_TASK REQUIREMENTS_: Pick out each line containing the string "értékelő".

_INPUT DATA_:
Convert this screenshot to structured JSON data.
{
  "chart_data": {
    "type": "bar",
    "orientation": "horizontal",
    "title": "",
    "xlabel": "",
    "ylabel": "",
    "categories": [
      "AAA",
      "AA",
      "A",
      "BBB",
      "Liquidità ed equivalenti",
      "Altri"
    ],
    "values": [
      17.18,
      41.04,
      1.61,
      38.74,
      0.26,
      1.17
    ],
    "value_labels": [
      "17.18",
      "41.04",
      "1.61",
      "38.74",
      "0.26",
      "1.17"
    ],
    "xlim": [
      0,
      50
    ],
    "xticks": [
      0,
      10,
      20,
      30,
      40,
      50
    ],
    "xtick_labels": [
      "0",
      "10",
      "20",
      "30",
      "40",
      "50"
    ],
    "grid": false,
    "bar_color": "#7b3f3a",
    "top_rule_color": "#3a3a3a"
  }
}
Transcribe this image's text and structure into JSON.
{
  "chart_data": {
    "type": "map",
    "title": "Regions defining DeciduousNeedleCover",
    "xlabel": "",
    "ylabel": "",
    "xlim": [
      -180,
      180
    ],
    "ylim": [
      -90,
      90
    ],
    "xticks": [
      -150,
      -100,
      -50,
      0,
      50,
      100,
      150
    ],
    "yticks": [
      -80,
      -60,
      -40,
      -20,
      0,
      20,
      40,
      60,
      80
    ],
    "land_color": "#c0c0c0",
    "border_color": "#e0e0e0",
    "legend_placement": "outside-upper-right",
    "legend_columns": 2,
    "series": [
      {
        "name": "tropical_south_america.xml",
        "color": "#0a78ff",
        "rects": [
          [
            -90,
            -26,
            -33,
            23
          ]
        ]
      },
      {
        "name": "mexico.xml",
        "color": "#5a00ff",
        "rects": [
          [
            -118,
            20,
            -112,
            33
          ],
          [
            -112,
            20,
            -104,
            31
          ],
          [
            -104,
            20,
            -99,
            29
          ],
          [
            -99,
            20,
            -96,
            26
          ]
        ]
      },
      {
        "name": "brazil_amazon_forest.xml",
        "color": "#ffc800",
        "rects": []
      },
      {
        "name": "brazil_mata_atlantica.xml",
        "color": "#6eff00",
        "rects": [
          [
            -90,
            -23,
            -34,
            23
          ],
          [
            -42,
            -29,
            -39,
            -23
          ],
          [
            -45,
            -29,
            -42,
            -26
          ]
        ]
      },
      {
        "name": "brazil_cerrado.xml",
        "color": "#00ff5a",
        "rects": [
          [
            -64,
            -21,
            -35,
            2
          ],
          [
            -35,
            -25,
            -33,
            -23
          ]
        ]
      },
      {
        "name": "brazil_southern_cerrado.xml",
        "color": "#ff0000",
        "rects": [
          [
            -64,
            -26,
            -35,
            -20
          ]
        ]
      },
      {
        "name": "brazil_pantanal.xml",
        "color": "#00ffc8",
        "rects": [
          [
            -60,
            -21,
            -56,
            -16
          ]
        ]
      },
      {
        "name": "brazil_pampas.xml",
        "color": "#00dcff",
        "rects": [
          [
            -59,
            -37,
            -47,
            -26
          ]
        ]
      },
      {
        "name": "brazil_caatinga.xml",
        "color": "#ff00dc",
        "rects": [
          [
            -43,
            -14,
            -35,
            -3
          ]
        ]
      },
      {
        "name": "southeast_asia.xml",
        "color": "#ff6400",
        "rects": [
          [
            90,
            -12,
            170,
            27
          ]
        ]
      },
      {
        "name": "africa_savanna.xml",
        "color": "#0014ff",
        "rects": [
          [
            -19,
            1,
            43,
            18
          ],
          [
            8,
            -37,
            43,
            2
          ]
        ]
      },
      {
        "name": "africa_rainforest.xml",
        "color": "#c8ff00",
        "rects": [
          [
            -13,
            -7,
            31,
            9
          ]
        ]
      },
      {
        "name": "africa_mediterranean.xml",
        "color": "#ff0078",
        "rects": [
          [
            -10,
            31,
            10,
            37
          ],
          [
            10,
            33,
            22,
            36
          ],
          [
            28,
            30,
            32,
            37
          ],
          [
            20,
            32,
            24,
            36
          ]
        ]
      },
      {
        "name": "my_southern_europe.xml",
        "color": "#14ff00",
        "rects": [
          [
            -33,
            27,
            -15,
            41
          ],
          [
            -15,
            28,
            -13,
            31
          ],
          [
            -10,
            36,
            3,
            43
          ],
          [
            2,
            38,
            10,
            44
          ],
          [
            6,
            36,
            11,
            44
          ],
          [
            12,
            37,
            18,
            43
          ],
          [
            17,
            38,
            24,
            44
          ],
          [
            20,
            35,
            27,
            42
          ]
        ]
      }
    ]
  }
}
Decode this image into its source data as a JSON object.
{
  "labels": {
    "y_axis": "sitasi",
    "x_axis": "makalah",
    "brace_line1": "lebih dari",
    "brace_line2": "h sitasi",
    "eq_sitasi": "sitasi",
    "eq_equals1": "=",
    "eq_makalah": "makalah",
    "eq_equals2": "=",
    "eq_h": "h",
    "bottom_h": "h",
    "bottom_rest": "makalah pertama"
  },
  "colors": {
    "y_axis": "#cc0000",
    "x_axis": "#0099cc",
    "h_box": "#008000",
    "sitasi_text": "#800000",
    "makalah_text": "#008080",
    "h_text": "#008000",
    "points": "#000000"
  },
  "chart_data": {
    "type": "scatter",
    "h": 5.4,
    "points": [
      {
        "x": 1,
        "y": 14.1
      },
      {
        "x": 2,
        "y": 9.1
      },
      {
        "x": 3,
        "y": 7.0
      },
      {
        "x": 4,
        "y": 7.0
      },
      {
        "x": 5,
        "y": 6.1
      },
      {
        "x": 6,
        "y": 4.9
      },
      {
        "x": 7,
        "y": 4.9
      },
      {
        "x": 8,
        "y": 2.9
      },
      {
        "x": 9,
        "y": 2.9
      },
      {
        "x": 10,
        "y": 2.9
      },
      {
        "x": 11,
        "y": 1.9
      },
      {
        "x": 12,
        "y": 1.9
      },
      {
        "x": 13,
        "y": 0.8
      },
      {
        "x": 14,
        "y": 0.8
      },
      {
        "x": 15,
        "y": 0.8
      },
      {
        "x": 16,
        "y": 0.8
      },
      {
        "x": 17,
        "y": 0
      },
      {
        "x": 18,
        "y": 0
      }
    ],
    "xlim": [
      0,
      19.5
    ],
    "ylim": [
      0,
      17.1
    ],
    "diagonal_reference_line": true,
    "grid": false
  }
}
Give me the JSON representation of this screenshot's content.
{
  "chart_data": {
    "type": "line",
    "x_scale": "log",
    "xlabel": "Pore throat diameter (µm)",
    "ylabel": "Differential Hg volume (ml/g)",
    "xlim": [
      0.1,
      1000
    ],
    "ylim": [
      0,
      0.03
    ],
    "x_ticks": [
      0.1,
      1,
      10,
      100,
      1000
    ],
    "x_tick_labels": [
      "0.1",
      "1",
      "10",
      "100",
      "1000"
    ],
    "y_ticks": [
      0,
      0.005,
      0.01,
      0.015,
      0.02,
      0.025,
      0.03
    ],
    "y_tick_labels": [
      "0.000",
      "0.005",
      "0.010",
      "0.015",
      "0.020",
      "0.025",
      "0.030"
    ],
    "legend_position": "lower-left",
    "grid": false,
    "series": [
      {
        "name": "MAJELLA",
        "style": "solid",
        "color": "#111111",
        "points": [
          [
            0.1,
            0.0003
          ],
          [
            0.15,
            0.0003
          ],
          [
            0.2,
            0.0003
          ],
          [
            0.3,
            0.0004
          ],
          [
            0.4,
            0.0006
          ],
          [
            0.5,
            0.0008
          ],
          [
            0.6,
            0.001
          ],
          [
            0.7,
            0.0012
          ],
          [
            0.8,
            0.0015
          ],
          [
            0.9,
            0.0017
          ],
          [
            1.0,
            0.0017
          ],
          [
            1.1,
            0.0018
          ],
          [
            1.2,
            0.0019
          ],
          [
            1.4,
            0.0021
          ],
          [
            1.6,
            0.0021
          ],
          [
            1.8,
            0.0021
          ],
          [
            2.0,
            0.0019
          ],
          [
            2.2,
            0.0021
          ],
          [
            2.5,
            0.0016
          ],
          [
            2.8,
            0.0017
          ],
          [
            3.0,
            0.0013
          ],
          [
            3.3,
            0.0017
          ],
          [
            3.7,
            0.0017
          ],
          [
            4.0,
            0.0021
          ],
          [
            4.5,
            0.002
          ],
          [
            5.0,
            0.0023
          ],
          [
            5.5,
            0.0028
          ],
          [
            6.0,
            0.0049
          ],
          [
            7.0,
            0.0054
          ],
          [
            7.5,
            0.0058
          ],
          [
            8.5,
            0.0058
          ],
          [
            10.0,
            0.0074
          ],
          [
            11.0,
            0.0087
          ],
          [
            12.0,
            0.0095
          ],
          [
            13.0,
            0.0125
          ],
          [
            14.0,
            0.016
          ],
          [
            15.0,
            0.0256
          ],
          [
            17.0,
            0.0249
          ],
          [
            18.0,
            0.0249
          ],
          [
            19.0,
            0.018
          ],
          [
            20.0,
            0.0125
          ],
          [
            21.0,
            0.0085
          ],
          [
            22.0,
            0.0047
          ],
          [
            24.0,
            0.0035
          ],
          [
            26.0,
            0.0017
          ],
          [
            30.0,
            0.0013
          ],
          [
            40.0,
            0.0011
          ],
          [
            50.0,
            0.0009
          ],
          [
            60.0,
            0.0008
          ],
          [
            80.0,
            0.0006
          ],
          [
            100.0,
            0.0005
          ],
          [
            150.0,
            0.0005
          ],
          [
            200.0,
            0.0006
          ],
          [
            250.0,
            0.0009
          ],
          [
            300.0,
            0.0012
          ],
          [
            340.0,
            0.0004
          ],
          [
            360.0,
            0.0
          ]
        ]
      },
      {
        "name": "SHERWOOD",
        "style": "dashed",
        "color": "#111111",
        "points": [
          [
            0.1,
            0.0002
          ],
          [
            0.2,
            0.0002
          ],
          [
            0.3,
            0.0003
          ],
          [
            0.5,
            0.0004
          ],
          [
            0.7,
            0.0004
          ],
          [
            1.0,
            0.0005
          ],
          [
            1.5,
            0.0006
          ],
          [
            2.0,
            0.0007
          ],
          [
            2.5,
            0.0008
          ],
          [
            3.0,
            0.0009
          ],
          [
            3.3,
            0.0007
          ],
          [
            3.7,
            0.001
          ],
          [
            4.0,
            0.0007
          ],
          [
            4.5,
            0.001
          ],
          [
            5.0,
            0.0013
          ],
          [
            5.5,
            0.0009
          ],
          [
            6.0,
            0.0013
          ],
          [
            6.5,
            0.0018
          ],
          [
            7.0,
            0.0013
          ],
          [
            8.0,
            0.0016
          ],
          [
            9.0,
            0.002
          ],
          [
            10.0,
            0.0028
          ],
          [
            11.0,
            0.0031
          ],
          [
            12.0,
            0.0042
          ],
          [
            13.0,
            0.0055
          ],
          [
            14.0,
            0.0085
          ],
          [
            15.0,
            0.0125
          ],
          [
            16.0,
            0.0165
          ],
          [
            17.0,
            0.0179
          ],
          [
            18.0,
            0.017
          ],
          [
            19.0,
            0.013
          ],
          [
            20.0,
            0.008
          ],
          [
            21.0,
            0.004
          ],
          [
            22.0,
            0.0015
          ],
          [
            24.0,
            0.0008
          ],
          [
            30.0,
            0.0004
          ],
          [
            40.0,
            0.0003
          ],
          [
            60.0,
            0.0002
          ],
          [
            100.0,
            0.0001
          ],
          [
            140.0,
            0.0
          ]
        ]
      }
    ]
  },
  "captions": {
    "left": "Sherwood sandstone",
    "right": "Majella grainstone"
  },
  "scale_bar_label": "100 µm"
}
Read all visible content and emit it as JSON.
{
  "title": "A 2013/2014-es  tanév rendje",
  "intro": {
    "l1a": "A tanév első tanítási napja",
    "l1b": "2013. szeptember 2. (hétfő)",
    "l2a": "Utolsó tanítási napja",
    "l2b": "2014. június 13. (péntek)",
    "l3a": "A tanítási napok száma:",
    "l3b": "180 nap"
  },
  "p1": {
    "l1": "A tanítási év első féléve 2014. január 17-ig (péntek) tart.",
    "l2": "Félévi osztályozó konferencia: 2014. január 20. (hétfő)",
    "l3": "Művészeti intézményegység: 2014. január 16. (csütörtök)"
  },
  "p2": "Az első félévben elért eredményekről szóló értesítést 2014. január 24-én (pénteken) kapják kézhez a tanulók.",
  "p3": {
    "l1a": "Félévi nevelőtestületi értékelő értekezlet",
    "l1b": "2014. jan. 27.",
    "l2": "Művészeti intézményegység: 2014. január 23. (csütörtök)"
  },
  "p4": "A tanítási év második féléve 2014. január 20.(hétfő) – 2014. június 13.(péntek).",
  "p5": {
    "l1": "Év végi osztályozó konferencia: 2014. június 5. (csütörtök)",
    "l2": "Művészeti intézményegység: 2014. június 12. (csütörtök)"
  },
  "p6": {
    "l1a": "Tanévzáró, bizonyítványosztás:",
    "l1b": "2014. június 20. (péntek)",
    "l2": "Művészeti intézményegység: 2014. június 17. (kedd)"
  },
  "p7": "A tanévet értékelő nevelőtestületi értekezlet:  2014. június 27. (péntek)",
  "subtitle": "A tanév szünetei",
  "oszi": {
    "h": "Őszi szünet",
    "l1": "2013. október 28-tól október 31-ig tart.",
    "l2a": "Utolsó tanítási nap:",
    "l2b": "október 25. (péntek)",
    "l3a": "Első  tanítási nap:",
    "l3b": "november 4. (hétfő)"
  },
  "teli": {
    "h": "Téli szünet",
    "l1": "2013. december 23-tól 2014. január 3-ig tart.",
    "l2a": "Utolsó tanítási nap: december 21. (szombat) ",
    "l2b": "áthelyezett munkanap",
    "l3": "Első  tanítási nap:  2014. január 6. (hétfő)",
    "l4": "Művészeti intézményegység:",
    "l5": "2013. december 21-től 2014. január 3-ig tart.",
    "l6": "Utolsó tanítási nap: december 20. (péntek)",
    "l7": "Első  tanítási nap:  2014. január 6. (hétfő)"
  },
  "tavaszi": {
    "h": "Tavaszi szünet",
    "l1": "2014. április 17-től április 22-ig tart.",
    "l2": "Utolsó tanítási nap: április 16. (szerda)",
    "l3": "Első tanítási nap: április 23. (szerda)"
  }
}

_SOLUTION TO THIS EXERCISE_:
    "l1a": "Félévi nevelőtestületi értékelő értekezlet",
  "p7": "A tanévet értékelő nevelőtestületi értekezlet:  2014. június 27. (péntek)",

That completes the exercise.